EXERCISE DIRECTIONS: Copy out, unchanged, the lines from the one containing "Segment this screenshot: for" through the one containing "document-body: 量取上述对照品溶液各 1ml，置同一", and nothing else.

RECORD SET:
START

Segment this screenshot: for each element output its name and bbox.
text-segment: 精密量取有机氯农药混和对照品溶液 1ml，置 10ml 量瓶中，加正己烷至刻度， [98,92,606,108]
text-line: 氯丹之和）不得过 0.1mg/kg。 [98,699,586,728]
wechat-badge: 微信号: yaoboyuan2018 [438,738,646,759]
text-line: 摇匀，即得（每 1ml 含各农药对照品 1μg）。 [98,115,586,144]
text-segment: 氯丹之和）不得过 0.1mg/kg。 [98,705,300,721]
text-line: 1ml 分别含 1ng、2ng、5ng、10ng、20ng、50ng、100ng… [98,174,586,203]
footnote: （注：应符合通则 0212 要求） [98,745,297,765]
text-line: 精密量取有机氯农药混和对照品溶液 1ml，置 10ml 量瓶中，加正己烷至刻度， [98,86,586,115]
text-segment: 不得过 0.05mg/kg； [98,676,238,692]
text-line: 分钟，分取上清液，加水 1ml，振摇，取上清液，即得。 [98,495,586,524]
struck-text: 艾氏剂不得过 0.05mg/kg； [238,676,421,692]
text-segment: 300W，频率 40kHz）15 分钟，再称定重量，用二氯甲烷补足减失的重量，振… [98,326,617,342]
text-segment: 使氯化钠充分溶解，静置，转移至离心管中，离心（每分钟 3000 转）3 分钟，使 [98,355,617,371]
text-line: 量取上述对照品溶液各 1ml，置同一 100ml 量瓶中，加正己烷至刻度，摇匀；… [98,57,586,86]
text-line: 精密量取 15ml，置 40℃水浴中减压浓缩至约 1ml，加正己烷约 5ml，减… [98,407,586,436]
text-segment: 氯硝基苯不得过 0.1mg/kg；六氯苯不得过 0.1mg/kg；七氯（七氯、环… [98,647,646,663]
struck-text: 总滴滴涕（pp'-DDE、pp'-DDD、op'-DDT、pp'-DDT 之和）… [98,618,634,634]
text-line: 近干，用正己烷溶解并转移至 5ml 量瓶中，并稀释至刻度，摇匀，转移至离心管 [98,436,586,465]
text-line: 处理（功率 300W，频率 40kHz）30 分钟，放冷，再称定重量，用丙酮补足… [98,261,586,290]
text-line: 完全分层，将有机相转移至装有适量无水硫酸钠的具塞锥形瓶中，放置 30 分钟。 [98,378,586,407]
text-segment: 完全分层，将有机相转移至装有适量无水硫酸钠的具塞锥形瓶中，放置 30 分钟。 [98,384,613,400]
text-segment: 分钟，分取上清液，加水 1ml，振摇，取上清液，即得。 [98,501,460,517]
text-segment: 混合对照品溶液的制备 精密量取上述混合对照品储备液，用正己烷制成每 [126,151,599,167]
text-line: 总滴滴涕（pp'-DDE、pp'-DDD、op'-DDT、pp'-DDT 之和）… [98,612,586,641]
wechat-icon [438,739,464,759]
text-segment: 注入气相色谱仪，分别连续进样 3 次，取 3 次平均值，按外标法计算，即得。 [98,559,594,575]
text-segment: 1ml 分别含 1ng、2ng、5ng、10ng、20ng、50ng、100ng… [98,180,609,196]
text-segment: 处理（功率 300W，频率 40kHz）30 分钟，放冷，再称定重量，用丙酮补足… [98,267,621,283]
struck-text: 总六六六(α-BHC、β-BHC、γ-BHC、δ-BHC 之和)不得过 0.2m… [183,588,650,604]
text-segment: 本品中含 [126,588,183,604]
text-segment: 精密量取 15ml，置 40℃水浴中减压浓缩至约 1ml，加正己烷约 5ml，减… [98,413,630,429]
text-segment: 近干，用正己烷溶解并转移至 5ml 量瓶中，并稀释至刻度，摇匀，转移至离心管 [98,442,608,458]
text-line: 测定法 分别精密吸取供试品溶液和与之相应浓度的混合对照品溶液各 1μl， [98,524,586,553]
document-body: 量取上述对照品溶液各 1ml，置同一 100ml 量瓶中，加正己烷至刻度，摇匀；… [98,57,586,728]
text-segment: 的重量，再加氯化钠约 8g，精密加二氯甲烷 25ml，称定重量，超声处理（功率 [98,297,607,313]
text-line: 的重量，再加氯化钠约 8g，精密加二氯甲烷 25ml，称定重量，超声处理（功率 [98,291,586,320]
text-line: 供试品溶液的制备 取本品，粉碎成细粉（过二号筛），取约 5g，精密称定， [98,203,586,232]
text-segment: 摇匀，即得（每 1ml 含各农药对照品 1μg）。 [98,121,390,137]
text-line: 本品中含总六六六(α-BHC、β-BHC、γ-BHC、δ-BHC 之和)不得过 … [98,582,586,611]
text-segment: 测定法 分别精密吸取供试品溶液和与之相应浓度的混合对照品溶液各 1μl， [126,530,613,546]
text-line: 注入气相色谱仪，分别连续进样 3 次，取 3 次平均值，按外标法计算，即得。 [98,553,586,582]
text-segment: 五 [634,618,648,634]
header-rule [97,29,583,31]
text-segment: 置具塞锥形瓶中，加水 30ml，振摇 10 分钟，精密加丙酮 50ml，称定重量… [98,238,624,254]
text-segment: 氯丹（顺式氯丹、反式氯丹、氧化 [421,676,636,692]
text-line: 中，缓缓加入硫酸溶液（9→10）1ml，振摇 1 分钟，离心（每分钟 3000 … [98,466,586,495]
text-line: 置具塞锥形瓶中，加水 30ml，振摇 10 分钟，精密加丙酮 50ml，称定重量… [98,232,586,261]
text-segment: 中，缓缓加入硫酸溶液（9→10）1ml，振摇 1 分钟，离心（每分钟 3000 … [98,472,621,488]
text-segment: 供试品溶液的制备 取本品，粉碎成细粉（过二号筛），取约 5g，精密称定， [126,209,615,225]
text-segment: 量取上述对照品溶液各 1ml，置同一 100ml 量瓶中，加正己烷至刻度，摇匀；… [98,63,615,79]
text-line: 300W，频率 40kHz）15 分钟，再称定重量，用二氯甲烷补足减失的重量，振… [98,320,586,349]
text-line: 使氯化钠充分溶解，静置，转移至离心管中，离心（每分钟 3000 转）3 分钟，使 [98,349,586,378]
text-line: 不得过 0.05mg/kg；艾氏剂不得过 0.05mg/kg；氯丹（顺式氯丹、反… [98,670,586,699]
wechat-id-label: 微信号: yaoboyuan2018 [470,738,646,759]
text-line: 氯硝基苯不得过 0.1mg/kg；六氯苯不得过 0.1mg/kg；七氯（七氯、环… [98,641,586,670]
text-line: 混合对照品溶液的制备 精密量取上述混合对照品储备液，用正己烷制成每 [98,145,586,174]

END
START

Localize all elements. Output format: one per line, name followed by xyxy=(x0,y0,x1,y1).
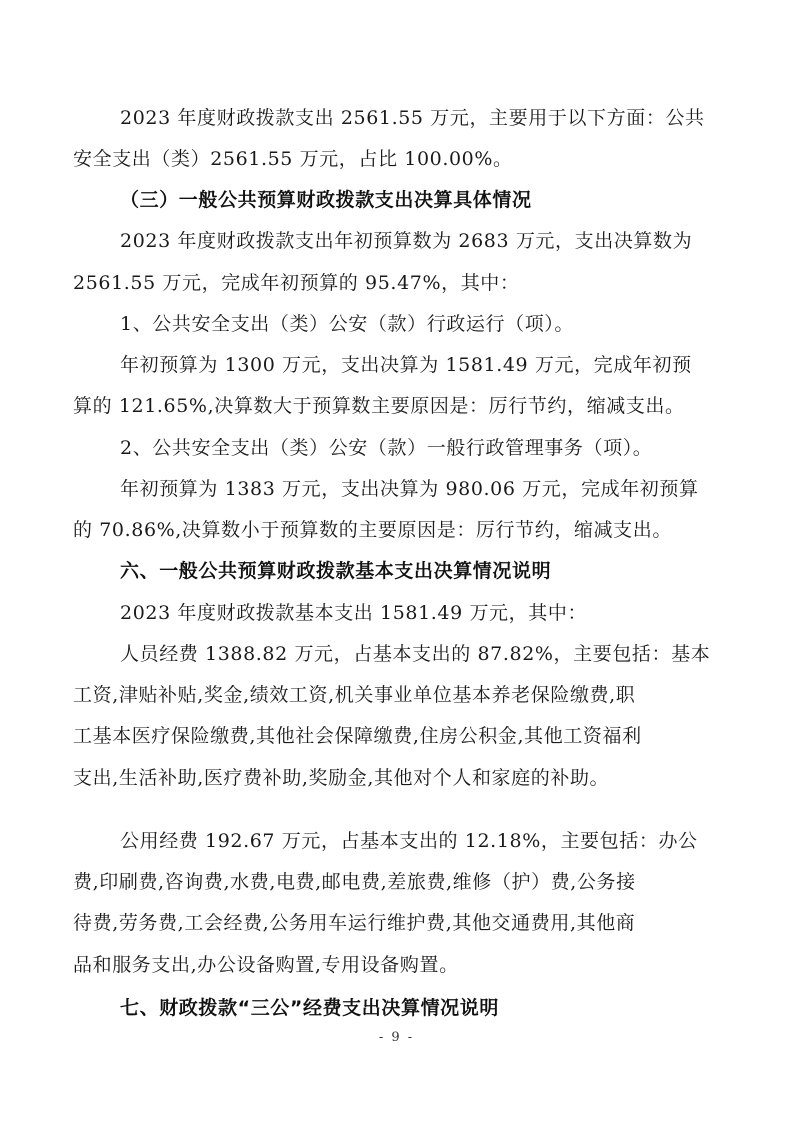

END

THE RESPONSE:
Segment this screenshot: for each element output its name and bbox.
text-segment: 精密量取有机氯农药混和对照品溶液 1ml，置 10ml 量瓶中，加正己烷至刻度， [98,92,606,108]
text-line: 氯丹之和）不得过 0.1mg/kg。 [98,699,586,728]
wechat-badge: 微信号: yaoboyuan2018 [438,738,646,759]
text-line: 摇匀，即得（每 1ml 含各农药对照品 1μg）。 [98,115,586,144]
text-segment: 氯丹之和）不得过 0.1mg/kg。 [98,705,300,721]
text-line: 1ml 分别含 1ng、2ng、5ng、10ng、20ng、50ng、100ng… [98,174,586,203]
footnote: （注：应符合通则 0212 要求） [98,745,297,765]
text-line: 精密量取有机氯农药混和对照品溶液 1ml，置 10ml 量瓶中，加正己烷至刻度， [98,86,586,115]
text-segment: 不得过 0.05mg/kg； [98,676,238,692]
text-line: 分钟，分取上清液，加水 1ml，振摇，取上清液，即得。 [98,495,586,524]
struck-text: 艾氏剂不得过 0.05mg/kg； [238,676,421,692]
text-segment: 300W，频率 40kHz）15 分钟，再称定重量，用二氯甲烷补足减失的重量，振… [98,326,617,342]
text-segment: 使氯化钠充分溶解，静置，转移至离心管中，离心（每分钟 3000 转）3 分钟，使 [98,355,617,371]
text-line: 量取上述对照品溶液各 1ml，置同一 100ml 量瓶中，加正己烷至刻度，摇匀；… [98,57,586,86]
text-line: 精密量取 15ml，置 40℃水浴中减压浓缩至约 1ml，加正己烷约 5ml，减… [98,407,586,436]
text-segment: 氯硝基苯不得过 0.1mg/kg；六氯苯不得过 0.1mg/kg；七氯（七氯、环… [98,647,646,663]
struck-text: 总滴滴涕（pp'-DDE、pp'-DDD、op'-DDT、pp'-DDT 之和）… [98,618,634,634]
text-line: 近干，用正己烷溶解并转移至 5ml 量瓶中，并稀释至刻度，摇匀，转移至离心管 [98,436,586,465]
text-line: 处理（功率 300W，频率 40kHz）30 分钟，放冷，再称定重量，用丙酮补足… [98,261,586,290]
text-line: 完全分层，将有机相转移至装有适量无水硫酸钠的具塞锥形瓶中，放置 30 分钟。 [98,378,586,407]
text-segment: 完全分层，将有机相转移至装有适量无水硫酸钠的具塞锥形瓶中，放置 30 分钟。 [98,384,613,400]
text-segment: 分钟，分取上清液，加水 1ml，振摇，取上清液，即得。 [98,501,460,517]
text-segment: 混合对照品溶液的制备 精密量取上述混合对照品储备液，用正己烷制成每 [126,151,599,167]
text-line: 总滴滴涕（pp'-DDE、pp'-DDD、op'-DDT、pp'-DDT 之和）… [98,612,586,641]
wechat-icon [438,739,464,759]
text-segment: 注入气相色谱仪，分别连续进样 3 次，取 3 次平均值，按外标法计算，即得。 [98,559,594,575]
text-segment: 1ml 分别含 1ng、2ng、5ng、10ng、20ng、50ng、100ng… [98,180,609,196]
text-segment: 处理（功率 300W，频率 40kHz）30 分钟，放冷，再称定重量，用丙酮补足… [98,267,621,283]
struck-text: 总六六六(α-BHC、β-BHC、γ-BHC、δ-BHC 之和)不得过 0.2m… [183,588,650,604]
text-segment: 本品中含 [126,588,183,604]
text-segment: 精密量取 15ml，置 40℃水浴中减压浓缩至约 1ml，加正己烷约 5ml，减… [98,413,630,429]
text-segment: 近干，用正己烷溶解并转移至 5ml 量瓶中，并稀释至刻度，摇匀，转移至离心管 [98,442,608,458]
text-line: 测定法 分别精密吸取供试品溶液和与之相应浓度的混合对照品溶液各 1μl， [98,524,586,553]
document-body: 量取上述对照品溶液各 1ml，置同一 100ml 量瓶中，加正己烷至刻度，摇匀；… [98,57,586,728]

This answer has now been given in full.